**Problem A**
Answer these questions using the forum excerpt on decimal palindromes.
(i) In the code snippet, what expression is assigned to firstDigit?
(ii) Which number is offered as an example to test by writing it out in decimal?
(iii) In the Python speed comparison, which approach turned out marginally faster?
**Problem B**
Duplicate the forum excerpt on decimal palindromes from "except making the" to "out in decimal.".

**Page excerpt**
Something along the lines of: int firstDigit = originalNumber % 10; int tmpNumber = originalNumber/10; int secondDigit = tmpNumber % 10; .... until you're done. –  Grant Limberg Oct 13 '08 at 22:20

except making the number a string and then reversing the string.

Why dismiss that solution? It's easy to implement and readable. If you were asked with no computer at hand whether 2**10-23 is a decimal palindrome, you'd surely test it by writing it out in decimal.

In Python at least, the slogan 'string operations are slower than arithmetic' is actually false. I compared Smink's arithmetical algorithm to simple string reversal int(str(i)[::-1]). There was no significant difference in speed - it happened string reversal was marginally faster.

**Dataset entries**
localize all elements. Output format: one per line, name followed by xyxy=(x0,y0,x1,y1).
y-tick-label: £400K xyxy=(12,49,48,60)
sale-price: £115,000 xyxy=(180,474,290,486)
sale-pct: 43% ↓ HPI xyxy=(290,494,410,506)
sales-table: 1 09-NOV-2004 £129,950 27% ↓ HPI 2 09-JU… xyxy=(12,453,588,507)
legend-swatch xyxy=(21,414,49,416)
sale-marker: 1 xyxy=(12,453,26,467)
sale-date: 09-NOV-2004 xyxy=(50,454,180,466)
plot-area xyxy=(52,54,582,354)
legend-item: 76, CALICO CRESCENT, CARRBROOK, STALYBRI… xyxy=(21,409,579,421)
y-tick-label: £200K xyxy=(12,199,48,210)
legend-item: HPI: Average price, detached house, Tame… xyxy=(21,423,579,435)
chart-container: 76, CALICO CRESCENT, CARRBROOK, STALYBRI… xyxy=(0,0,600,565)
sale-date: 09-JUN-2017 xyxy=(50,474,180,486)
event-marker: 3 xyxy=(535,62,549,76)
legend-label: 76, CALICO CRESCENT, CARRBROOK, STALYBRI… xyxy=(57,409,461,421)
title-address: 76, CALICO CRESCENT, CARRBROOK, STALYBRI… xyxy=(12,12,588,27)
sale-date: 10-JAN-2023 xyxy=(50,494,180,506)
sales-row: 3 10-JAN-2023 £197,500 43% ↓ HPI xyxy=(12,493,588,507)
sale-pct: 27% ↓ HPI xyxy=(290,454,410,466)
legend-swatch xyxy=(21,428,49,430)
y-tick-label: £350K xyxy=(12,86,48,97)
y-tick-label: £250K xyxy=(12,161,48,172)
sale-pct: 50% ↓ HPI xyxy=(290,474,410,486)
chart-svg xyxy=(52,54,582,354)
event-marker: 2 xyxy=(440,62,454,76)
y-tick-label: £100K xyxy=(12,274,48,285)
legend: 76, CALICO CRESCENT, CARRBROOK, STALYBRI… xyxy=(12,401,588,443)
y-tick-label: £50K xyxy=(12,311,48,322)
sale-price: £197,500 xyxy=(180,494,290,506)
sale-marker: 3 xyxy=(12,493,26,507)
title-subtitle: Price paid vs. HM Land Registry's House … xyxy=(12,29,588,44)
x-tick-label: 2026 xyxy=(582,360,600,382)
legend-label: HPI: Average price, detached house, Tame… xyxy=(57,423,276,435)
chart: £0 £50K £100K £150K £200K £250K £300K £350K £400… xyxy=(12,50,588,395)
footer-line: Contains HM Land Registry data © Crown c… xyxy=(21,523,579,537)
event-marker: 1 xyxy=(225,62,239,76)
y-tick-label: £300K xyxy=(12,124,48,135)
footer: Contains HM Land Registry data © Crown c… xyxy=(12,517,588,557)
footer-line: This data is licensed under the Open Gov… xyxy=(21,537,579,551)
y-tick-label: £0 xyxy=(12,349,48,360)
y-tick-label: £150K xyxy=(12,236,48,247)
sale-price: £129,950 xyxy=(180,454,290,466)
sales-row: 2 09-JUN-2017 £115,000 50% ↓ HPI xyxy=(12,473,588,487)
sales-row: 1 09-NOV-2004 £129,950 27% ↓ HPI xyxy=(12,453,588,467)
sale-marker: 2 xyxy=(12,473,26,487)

**Full answer A**
(i) originalNumber % 10
(ii) 2**10-23
(iii) Simple string reversal, int(str(i)[::-1])

**Full answer B**
except making the number a string and then reversing the string.

Why dismiss that solution? It's easy to implement and readable. If you were asked with no computer at hand whether 2**10-23 is a decimal palindrome, you'd surely test it by writing it out in decimal.